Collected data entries
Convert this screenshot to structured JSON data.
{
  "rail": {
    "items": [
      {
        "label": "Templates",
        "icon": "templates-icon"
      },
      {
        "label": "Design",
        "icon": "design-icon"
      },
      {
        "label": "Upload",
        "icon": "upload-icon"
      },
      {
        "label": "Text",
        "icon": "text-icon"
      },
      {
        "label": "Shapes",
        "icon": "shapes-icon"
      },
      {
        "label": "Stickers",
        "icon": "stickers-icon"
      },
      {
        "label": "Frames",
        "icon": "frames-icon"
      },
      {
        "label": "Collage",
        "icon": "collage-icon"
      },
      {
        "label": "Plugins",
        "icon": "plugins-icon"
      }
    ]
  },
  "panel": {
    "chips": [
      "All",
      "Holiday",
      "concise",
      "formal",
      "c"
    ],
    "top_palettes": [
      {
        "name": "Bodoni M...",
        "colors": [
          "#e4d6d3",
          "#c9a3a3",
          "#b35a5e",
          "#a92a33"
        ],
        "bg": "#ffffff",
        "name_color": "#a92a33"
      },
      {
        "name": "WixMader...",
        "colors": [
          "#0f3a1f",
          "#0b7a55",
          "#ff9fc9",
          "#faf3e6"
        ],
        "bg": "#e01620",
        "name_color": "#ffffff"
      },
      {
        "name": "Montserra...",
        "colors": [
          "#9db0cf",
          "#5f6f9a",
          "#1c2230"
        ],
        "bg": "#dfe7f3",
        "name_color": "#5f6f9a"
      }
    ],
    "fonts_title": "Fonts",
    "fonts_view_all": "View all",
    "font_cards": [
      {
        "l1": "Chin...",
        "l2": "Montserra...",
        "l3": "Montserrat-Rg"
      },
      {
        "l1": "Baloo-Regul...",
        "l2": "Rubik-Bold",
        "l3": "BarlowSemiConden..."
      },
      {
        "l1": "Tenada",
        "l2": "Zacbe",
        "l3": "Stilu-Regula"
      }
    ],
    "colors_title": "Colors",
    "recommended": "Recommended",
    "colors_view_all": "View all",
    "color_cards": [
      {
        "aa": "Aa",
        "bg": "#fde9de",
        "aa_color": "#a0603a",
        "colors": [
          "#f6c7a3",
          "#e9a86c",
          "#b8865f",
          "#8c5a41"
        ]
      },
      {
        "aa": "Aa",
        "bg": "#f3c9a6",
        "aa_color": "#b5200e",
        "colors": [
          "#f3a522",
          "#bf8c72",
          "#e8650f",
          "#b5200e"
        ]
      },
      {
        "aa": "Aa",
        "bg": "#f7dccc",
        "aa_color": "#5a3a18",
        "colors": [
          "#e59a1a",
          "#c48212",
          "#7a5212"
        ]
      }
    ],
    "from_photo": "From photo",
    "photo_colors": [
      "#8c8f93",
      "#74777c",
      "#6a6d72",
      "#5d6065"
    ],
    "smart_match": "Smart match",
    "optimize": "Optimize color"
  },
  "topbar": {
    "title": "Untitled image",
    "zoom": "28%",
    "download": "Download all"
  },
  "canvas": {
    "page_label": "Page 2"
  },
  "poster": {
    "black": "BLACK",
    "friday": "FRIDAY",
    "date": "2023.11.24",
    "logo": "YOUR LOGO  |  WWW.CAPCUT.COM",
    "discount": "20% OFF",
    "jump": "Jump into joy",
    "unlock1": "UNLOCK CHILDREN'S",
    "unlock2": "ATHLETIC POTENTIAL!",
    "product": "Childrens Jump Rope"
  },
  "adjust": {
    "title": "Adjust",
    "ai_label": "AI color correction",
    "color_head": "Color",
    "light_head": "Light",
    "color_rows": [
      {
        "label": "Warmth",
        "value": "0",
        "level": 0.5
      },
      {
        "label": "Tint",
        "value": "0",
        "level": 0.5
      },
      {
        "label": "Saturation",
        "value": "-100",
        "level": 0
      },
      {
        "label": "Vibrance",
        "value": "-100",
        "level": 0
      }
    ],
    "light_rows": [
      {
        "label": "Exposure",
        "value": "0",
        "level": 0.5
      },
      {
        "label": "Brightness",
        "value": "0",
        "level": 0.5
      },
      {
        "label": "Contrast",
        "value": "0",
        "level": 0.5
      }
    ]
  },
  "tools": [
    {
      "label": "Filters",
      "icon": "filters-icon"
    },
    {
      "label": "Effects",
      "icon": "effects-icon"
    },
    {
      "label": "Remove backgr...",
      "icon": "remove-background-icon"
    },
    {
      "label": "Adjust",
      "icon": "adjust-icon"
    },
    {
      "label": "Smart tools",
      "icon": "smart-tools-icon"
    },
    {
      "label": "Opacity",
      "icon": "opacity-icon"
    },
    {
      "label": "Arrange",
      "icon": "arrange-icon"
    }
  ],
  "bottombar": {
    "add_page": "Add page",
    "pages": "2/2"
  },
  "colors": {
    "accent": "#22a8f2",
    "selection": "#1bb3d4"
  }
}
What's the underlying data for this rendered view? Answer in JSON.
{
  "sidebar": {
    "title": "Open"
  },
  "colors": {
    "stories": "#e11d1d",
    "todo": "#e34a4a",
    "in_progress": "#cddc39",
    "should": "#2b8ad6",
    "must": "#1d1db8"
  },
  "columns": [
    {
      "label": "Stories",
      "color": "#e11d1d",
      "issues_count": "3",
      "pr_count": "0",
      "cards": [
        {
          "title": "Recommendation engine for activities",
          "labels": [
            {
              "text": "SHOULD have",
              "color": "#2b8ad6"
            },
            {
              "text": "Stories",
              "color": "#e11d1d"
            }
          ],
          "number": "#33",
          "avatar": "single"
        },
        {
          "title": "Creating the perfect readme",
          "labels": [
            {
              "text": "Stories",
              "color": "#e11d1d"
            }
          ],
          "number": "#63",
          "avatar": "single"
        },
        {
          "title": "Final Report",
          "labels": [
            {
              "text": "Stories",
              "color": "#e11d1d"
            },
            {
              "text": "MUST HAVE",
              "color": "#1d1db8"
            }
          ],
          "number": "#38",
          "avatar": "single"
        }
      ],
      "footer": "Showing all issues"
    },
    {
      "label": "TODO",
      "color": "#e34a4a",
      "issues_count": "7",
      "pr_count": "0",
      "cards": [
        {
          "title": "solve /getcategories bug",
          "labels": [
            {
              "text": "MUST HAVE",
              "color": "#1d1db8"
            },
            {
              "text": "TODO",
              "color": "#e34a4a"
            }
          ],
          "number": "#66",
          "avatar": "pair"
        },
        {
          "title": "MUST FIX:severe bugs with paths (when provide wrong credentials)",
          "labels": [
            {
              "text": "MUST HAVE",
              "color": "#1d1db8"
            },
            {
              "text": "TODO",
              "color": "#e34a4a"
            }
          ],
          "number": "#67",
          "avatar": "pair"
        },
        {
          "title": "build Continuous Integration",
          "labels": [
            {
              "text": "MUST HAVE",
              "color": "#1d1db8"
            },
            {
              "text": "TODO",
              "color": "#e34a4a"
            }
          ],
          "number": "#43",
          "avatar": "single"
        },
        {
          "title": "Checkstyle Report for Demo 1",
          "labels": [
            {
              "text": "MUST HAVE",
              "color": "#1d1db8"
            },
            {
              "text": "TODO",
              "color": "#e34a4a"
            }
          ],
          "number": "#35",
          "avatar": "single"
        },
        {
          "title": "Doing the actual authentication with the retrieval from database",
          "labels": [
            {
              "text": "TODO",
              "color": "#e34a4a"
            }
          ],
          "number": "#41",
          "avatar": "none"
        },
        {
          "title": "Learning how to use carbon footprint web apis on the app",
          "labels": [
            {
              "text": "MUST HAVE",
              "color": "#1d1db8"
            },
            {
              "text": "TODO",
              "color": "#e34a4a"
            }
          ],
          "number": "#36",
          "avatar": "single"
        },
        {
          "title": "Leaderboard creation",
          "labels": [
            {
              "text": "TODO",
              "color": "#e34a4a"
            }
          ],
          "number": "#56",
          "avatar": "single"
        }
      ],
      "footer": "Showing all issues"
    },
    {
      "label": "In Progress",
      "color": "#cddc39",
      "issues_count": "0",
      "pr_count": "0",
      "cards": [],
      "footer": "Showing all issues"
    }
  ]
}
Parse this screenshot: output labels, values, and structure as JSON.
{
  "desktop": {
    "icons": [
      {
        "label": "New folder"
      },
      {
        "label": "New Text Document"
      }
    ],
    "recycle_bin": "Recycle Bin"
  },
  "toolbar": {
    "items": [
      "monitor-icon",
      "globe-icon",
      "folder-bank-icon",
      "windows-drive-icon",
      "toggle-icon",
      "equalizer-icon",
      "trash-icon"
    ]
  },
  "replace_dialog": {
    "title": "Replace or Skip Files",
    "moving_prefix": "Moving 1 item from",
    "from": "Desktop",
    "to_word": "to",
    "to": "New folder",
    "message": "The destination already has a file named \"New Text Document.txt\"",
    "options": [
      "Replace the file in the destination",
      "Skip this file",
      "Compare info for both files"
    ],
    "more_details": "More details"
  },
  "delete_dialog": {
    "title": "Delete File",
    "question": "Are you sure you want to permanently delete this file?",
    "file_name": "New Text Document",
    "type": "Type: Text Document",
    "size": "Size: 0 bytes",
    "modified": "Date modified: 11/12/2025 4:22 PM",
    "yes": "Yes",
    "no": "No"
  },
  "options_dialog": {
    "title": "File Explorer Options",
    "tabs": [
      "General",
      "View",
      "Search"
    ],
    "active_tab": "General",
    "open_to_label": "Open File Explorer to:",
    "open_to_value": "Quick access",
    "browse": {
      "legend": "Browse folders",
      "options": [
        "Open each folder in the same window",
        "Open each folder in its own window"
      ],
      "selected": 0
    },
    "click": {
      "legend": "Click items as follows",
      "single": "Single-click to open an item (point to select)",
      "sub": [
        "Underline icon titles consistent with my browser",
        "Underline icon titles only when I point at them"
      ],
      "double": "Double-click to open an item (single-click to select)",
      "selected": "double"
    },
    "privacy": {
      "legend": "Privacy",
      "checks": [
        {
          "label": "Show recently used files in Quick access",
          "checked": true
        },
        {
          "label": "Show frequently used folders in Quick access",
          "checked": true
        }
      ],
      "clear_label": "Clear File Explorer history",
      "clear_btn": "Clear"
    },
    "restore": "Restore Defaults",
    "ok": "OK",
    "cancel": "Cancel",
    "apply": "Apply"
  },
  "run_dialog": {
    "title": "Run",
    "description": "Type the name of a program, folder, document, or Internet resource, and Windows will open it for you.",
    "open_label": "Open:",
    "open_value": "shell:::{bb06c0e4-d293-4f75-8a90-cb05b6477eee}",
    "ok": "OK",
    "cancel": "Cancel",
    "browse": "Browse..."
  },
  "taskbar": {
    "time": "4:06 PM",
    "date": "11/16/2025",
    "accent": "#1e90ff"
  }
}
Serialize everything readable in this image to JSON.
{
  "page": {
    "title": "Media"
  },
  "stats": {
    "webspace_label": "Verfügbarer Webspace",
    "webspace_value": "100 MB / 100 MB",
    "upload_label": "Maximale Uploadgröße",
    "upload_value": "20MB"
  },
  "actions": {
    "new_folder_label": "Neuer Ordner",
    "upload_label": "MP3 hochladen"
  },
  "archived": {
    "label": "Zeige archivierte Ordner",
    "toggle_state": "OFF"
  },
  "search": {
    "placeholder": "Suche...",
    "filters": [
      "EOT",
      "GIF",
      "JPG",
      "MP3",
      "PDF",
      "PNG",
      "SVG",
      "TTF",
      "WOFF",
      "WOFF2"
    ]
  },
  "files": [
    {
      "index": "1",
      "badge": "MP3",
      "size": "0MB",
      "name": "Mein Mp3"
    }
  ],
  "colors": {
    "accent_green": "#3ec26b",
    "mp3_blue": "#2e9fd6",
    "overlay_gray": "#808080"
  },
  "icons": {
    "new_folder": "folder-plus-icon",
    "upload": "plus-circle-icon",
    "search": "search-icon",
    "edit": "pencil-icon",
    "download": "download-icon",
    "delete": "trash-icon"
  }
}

■ **Objective**
Select and copy every line of the listing with the word "Report".

■ **Exercise answer**
          "title": "Final Report",
          "title": "Checkstyle Report for Demo 1",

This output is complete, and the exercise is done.